- _Set task_: Look through the records below, count the lines with the word "ylabel", and reply with only the number.

---*---

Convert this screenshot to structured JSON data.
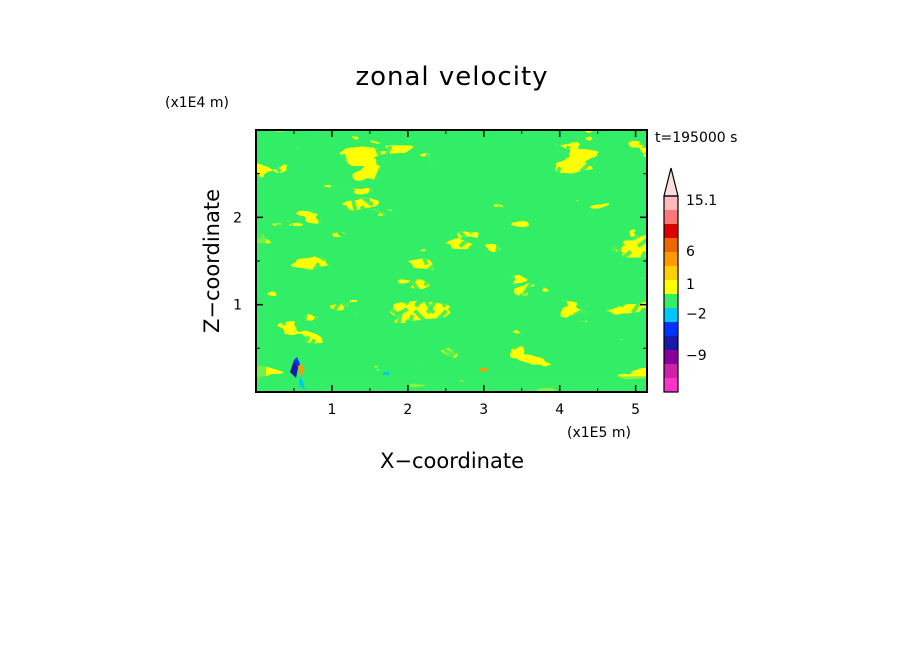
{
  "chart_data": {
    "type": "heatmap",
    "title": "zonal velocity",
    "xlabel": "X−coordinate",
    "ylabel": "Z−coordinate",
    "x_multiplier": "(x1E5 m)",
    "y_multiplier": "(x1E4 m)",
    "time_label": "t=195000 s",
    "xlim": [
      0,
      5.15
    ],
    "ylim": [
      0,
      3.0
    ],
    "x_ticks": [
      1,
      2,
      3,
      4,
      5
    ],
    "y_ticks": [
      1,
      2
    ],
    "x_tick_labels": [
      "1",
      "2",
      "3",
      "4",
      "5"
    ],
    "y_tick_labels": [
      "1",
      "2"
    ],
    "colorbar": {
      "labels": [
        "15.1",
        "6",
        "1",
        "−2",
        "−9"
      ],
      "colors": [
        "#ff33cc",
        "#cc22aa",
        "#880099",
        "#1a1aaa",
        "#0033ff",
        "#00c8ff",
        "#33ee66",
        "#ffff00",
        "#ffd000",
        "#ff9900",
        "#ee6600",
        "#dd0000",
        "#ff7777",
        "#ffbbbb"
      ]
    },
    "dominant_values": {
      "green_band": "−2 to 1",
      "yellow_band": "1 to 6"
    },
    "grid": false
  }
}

---*---

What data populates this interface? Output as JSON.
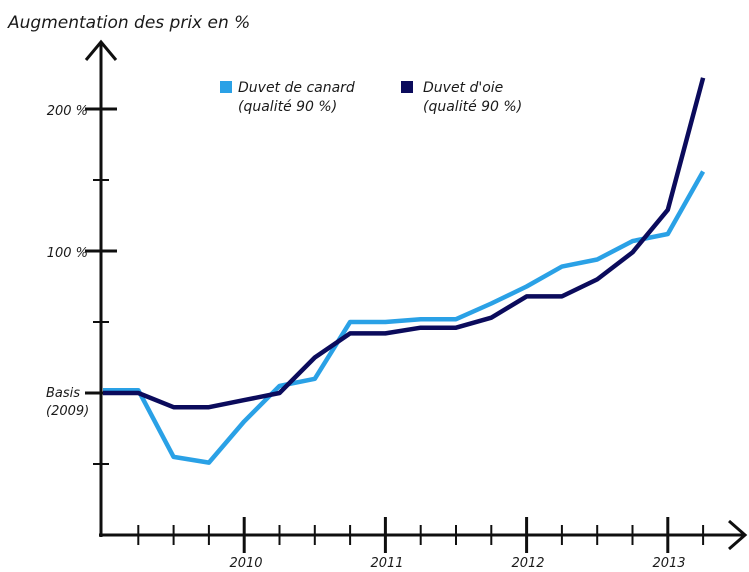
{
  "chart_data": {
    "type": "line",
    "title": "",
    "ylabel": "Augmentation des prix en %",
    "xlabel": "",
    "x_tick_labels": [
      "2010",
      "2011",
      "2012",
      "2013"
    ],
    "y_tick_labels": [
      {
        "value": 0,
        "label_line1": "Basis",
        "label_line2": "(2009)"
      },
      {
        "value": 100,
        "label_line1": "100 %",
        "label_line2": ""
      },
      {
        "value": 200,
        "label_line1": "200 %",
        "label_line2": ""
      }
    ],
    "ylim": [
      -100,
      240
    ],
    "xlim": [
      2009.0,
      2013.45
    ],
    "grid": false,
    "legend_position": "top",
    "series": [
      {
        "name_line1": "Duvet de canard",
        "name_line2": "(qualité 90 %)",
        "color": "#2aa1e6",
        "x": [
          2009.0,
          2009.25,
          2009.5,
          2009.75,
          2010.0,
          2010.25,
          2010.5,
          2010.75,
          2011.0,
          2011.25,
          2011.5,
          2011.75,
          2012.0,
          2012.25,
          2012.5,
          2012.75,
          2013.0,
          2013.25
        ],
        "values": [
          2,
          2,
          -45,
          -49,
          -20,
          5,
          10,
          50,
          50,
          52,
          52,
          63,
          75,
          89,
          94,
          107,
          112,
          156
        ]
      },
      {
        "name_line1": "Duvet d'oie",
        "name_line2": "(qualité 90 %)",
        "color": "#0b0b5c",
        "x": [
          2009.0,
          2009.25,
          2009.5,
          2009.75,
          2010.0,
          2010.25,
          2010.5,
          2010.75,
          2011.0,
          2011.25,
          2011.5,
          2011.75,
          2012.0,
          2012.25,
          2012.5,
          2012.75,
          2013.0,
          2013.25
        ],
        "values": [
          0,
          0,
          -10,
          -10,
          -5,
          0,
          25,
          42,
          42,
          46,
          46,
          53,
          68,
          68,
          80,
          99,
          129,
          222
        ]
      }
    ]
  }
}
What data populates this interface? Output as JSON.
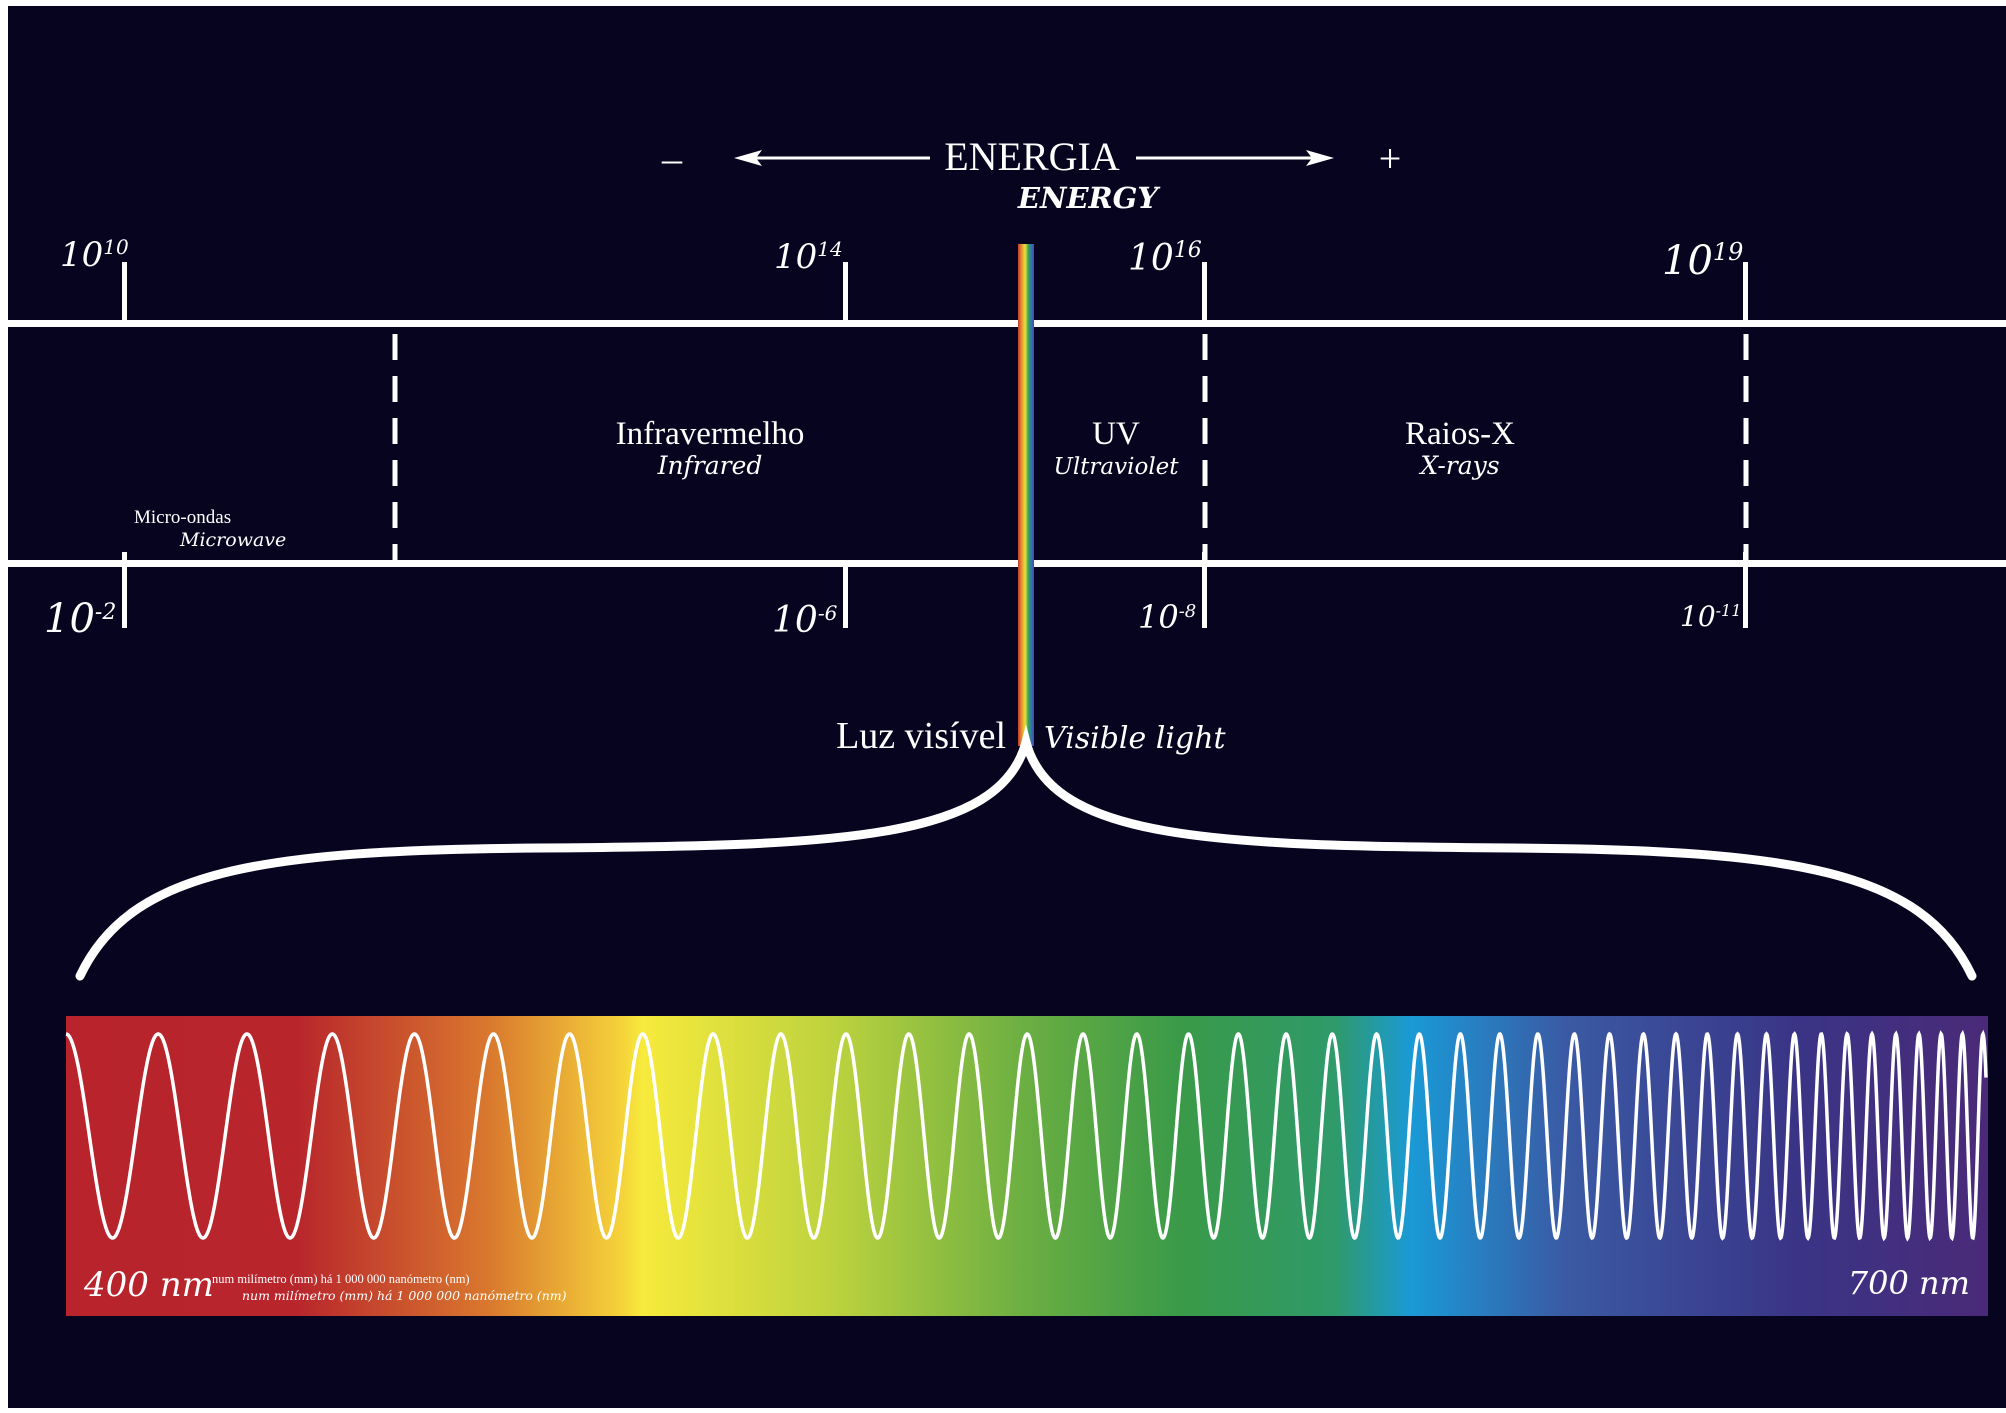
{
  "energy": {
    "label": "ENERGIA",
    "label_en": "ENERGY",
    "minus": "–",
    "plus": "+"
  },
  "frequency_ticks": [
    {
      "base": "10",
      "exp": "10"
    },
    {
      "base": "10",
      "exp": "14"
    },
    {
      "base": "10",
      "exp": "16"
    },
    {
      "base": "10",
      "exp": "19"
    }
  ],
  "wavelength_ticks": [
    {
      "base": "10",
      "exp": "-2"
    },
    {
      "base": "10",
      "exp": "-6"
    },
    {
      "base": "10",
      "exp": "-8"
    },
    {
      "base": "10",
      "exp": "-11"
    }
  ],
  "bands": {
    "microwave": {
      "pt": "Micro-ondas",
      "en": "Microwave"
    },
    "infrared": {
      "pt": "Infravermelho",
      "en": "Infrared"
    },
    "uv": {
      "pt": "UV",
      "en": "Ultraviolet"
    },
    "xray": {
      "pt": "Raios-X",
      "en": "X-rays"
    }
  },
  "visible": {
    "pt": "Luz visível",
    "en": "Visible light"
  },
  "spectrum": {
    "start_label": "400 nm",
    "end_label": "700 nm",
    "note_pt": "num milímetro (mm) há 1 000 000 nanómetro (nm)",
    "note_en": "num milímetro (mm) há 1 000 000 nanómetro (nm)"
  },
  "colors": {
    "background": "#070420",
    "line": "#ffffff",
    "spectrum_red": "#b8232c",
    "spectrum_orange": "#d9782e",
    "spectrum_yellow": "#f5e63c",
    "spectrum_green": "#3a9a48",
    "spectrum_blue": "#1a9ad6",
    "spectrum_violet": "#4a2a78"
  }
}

---*---

- _Finished task_: 2